Stated problem: Repeat the records below exactly, leaving out every picture.

++++ Data records ++++

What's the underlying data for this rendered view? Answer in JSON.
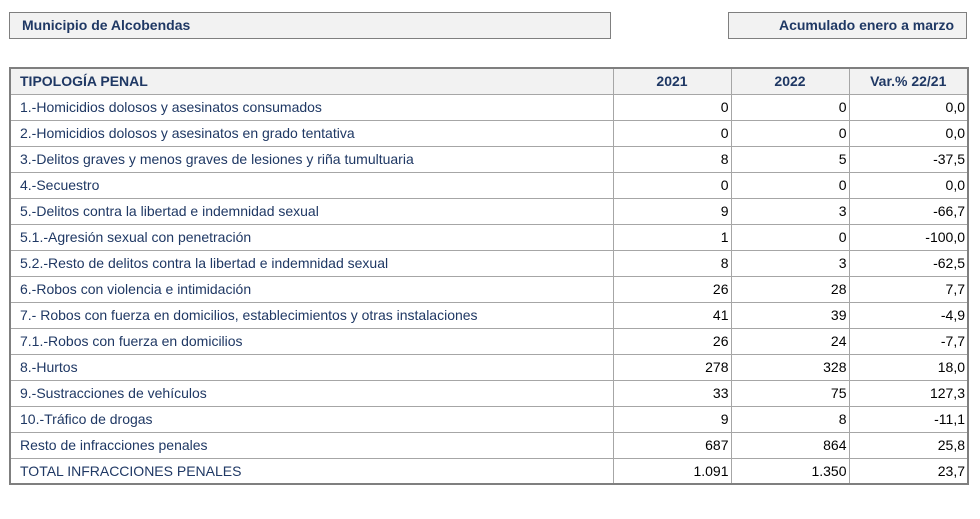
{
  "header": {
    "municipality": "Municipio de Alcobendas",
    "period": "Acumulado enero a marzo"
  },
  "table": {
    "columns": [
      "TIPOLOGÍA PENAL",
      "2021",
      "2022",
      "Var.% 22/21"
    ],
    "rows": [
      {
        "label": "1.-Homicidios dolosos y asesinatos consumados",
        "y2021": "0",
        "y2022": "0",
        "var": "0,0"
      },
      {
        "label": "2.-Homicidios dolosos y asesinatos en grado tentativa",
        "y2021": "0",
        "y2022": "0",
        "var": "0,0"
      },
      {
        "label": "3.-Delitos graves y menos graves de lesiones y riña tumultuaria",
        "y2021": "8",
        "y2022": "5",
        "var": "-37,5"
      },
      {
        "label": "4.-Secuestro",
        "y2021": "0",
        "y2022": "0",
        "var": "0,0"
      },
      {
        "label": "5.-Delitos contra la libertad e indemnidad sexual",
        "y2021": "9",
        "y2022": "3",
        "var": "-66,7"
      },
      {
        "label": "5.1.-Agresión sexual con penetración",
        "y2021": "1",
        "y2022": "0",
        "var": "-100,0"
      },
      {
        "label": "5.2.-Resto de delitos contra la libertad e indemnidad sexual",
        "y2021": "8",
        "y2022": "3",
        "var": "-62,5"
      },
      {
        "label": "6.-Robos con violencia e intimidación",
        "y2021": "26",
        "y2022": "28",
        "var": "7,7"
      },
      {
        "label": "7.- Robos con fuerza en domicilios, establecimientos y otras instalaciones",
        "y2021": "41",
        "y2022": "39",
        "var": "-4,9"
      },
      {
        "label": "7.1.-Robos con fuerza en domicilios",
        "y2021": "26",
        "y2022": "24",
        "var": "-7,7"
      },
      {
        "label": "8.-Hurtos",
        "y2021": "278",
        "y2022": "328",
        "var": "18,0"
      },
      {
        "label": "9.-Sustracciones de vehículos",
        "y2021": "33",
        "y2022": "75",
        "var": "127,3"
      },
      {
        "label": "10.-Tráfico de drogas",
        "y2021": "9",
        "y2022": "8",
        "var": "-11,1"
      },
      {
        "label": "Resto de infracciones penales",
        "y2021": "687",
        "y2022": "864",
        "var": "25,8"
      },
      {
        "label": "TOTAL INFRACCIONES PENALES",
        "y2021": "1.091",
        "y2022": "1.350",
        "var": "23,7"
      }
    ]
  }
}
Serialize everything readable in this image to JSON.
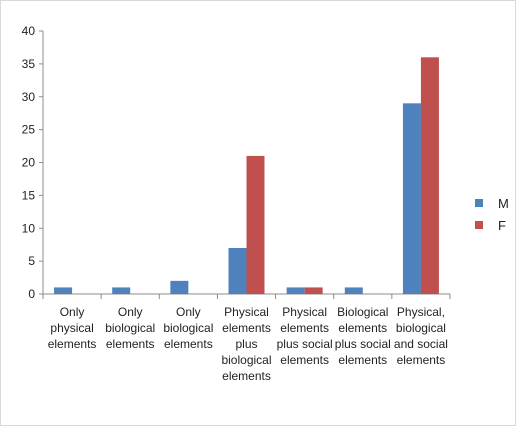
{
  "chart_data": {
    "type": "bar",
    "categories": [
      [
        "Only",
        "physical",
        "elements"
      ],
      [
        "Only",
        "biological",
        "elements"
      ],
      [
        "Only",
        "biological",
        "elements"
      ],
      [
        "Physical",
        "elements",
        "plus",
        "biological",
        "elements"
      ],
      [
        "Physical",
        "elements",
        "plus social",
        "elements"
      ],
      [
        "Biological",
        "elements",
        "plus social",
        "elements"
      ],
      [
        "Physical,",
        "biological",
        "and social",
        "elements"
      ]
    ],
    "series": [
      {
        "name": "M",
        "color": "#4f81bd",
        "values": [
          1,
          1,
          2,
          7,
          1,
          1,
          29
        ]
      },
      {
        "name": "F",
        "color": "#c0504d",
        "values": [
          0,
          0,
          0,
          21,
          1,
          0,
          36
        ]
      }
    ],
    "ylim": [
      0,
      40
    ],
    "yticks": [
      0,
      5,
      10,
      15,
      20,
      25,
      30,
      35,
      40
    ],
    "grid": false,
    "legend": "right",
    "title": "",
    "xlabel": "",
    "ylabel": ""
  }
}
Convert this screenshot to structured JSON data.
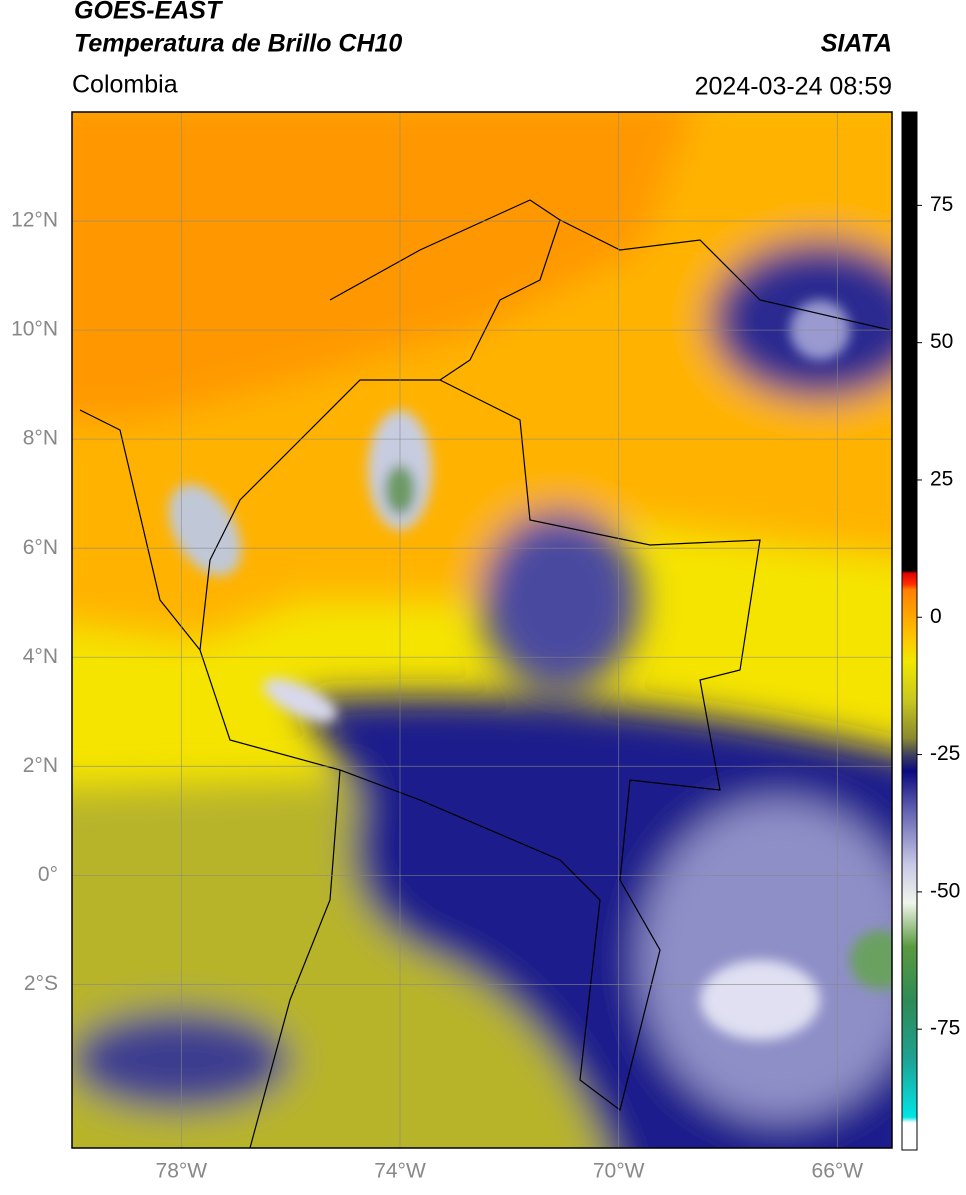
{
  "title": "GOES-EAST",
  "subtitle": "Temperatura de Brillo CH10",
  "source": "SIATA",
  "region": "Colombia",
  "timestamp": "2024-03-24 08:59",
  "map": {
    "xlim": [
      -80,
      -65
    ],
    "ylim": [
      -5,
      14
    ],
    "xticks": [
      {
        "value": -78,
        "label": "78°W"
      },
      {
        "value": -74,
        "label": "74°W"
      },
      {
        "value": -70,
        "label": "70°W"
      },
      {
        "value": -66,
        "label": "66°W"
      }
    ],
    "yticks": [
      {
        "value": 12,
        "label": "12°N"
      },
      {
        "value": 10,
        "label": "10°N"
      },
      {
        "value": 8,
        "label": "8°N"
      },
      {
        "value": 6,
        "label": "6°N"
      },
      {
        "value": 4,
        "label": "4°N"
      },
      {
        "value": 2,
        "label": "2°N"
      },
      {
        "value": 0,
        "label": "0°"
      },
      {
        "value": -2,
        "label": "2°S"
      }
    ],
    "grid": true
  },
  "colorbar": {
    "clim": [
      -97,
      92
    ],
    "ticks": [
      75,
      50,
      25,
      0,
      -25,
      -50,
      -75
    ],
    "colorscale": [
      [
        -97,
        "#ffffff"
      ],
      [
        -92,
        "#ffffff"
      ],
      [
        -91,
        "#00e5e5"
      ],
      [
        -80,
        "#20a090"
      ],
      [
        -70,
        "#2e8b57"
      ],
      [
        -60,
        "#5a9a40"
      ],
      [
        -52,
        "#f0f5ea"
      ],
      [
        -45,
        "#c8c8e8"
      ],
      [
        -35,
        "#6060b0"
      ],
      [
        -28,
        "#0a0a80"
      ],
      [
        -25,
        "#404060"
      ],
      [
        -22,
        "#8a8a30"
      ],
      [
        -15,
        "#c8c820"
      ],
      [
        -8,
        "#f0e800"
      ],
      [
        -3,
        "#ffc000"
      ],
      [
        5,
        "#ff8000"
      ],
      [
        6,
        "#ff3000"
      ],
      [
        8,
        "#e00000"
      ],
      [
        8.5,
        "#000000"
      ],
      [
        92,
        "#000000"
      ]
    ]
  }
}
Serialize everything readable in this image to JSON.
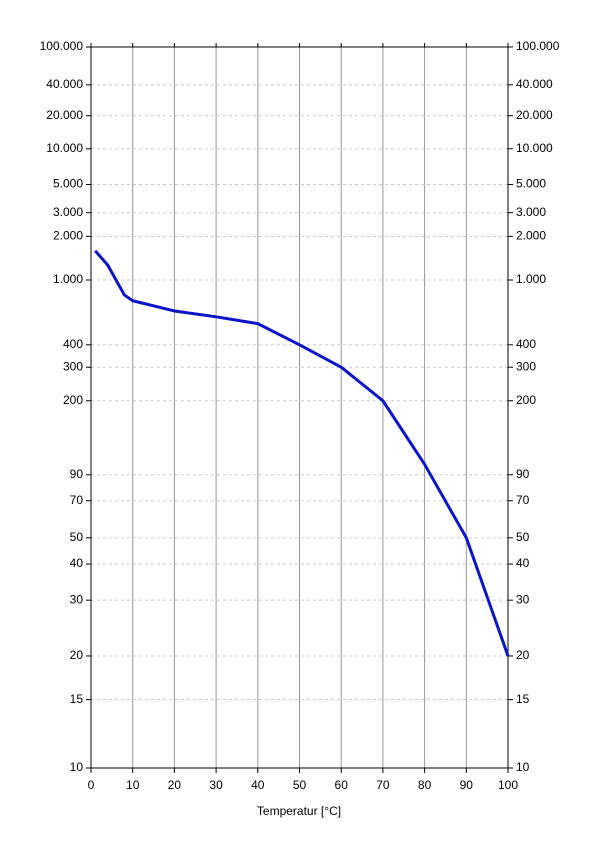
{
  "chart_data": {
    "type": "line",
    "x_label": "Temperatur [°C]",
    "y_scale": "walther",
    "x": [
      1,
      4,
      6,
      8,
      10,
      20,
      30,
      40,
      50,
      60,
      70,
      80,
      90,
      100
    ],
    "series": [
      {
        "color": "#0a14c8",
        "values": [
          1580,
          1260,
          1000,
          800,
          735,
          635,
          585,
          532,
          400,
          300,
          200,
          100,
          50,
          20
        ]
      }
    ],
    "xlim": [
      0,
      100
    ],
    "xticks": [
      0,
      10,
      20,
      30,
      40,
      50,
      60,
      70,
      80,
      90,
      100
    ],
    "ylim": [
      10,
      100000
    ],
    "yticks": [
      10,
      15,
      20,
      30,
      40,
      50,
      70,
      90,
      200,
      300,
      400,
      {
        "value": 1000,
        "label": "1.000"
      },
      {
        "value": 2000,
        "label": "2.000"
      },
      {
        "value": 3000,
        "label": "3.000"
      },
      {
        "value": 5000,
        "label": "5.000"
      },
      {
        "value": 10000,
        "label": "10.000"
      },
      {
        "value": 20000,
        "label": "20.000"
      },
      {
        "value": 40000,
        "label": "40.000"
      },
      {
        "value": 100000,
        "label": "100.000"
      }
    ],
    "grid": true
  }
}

++++

Result of this task:
What's the underlying data for this rendered view? Answer in JSON.
{
  "header": {
    "municipality": "Municipio de Alcobendas",
    "period": "Acumulado enero a marzo"
  },
  "table": {
    "columns": [
      "TIPOLOGÍA PENAL",
      "2021",
      "2022",
      "Var.% 22/21"
    ],
    "rows": [
      {
        "label": "1.-Homicidios dolosos y asesinatos consumados",
        "y2021": "0",
        "y2022": "0",
        "var": "0,0"
      },
      {
        "label": "2.-Homicidios dolosos y asesinatos en grado tentativa",
        "y2021": "0",
        "y2022": "0",
        "var": "0,0"
      },
      {
        "label": "3.-Delitos graves y menos graves de lesiones y riña tumultuaria",
        "y2021": "8",
        "y2022": "5",
        "var": "-37,5"
      },
      {
        "label": "4.-Secuestro",
        "y2021": "0",
        "y2022": "0",
        "var": "0,0"
      },
      {
        "label": "5.-Delitos contra la libertad e indemnidad sexual",
        "y2021": "9",
        "y2022": "3",
        "var": "-66,7"
      },
      {
        "label": "5.1.-Agresión sexual con penetración",
        "y2021": "1",
        "y2022": "0",
        "var": "-100,0"
      },
      {
        "label": "5.2.-Resto de delitos contra la libertad e indemnidad sexual",
        "y2021": "8",
        "y2022": "3",
        "var": "-62,5"
      },
      {
        "label": "6.-Robos con violencia e intimidación",
        "y2021": "26",
        "y2022": "28",
        "var": "7,7"
      },
      {
        "label": "7.- Robos con fuerza en domicilios, establecimientos y otras instalaciones",
        "y2021": "41",
        "y2022": "39",
        "var": "-4,9"
      },
      {
        "label": "7.1.-Robos con fuerza en domicilios",
        "y2021": "26",
        "y2022": "24",
        "var": "-7,7"
      },
      {
        "label": "8.-Hurtos",
        "y2021": "278",
        "y2022": "328",
        "var": "18,0"
      },
      {
        "label": "9.-Sustracciones de vehículos",
        "y2021": "33",
        "y2022": "75",
        "var": "127,3"
      },
      {
        "label": "10.-Tráfico de drogas",
        "y2021": "9",
        "y2022": "8",
        "var": "-11,1"
      },
      {
        "label": "Resto de infracciones penales",
        "y2021": "687",
        "y2022": "864",
        "var": "25,8"
      },
      {
        "label": "TOTAL INFRACCIONES PENALES",
        "y2021": "1.091",
        "y2022": "1.350",
        "var": "23,7"
      }
    ]
  }
}
Serialize everything readable in this image to JSON.
{
  "chart_data": {
    "type": "bar",
    "categories": [
      [
        "Only",
        "physical",
        "elements"
      ],
      [
        "Only",
        "biological",
        "elements"
      ],
      [
        "Only",
        "biological",
        "elements"
      ],
      [
        "Physical",
        "elements",
        "plus",
        "biological",
        "elements"
      ],
      [
        "Physical",
        "elements",
        "plus social",
        "elements"
      ],
      [
        "Biological",
        "elements",
        "plus social",
        "elements"
      ],
      [
        "Physical,",
        "biological",
        "and social",
        "elements"
      ]
    ],
    "series": [
      {
        "name": "M",
        "color": "#4f81bd",
        "values": [
          1,
          1,
          2,
          7,
          1,
          1,
          29
        ]
      },
      {
        "name": "F",
        "color": "#c0504d",
        "values": [
          0,
          0,
          0,
          21,
          1,
          0,
          36
        ]
      }
    ],
    "ylim": [
      0,
      40
    ],
    "yticks": [
      0,
      5,
      10,
      15,
      20,
      25,
      30,
      35,
      40
    ],
    "grid": false,
    "legend": "right",
    "title": "",
    "xlabel": "",
    "ylabel": ""
  }
}
Convert this screenshot to structured JSON data.
{
  "title": "GOES-EAST",
  "subtitle": "Temperatura de Brillo CH10",
  "source": "SIATA",
  "region": "Colombia",
  "timestamp": "2024-03-24 08:59",
  "map": {
    "xlim": [
      -80,
      -65
    ],
    "ylim": [
      -5,
      14
    ],
    "xticks": [
      {
        "value": -78,
        "label": "78°W"
      },
      {
        "value": -74,
        "label": "74°W"
      },
      {
        "value": -70,
        "label": "70°W"
      },
      {
        "value": -66,
        "label": "66°W"
      }
    ],
    "yticks": [
      {
        "value": 12,
        "label": "12°N"
      },
      {
        "value": 10,
        "label": "10°N"
      },
      {
        "value": 8,
        "label": "8°N"
      },
      {
        "value": 6,
        "label": "6°N"
      },
      {
        "value": 4,
        "label": "4°N"
      },
      {
        "value": 2,
        "label": "2°N"
      },
      {
        "value": 0,
        "label": "0°"
      },
      {
        "value": -2,
        "label": "2°S"
      }
    ],
    "grid": true
  },
  "colorbar": {
    "clim": [
      -97,
      92
    ],
    "ticks": [
      75,
      50,
      25,
      0,
      -25,
      -50,
      -75
    ],
    "colorscale": [
      [
        -97,
        "#ffffff"
      ],
      [
        -92,
        "#ffffff"
      ],
      [
        -91,
        "#00e5e5"
      ],
      [
        -80,
        "#20a090"
      ],
      [
        -70,
        "#2e8b57"
      ],
      [
        -60,
        "#5a9a40"
      ],
      [
        -52,
        "#f0f5ea"
      ],
      [
        -45,
        "#c8c8e8"
      ],
      [
        -35,
        "#6060b0"
      ],
      [
        -28,
        "#0a0a80"
      ],
      [
        -25,
        "#404060"
      ],
      [
        -22,
        "#8a8a30"
      ],
      [
        -15,
        "#c8c820"
      ],
      [
        -8,
        "#f0e800"
      ],
      [
        -3,
        "#ffc000"
      ],
      [
        5,
        "#ff8000"
      ],
      [
        6,
        "#ff3000"
      ],
      [
        8,
        "#e00000"
      ],
      [
        8.5,
        "#000000"
      ],
      [
        92,
        "#000000"
      ]
    ]
  }
}
Serialize everything readable in this image to JSON.
{
  "chart_data": {
    "type": "line",
    "x_label": "Temperatur [°C]",
    "y_scale": "walther",
    "x": [
      1,
      4,
      6,
      8,
      10,
      20,
      30,
      40,
      50,
      60,
      70,
      80,
      90,
      100
    ],
    "series": [
      {
        "color": "#0a14c8",
        "values": [
          1580,
          1260,
          1000,
          800,
          735,
          635,
          585,
          532,
          400,
          300,
          200,
          100,
          50,
          20
        ]
      }
    ],
    "xlim": [
      0,
      100
    ],
    "xticks": [
      0,
      10,
      20,
      30,
      40,
      50,
      60,
      70,
      80,
      90,
      100
    ],
    "ylim": [
      10,
      100000
    ],
    "yticks": [
      10,
      15,
      20,
      30,
      40,
      50,
      70,
      90,
      200,
      300,
      400,
      {
        "value": 1000,
        "label": "1.000"
      },
      {
        "value": 2000,
        "label": "2.000"
      },
      {
        "value": 3000,
        "label": "3.000"
      },
      {
        "value": 5000,
        "label": "5.000"
      },
      {
        "value": 10000,
        "label": "10.000"
      },
      {
        "value": 20000,
        "label": "20.000"
      },
      {
        "value": 40000,
        "label": "40.000"
      },
      {
        "value": 100000,
        "label": "100.000"
      }
    ],
    "grid": true
  }
}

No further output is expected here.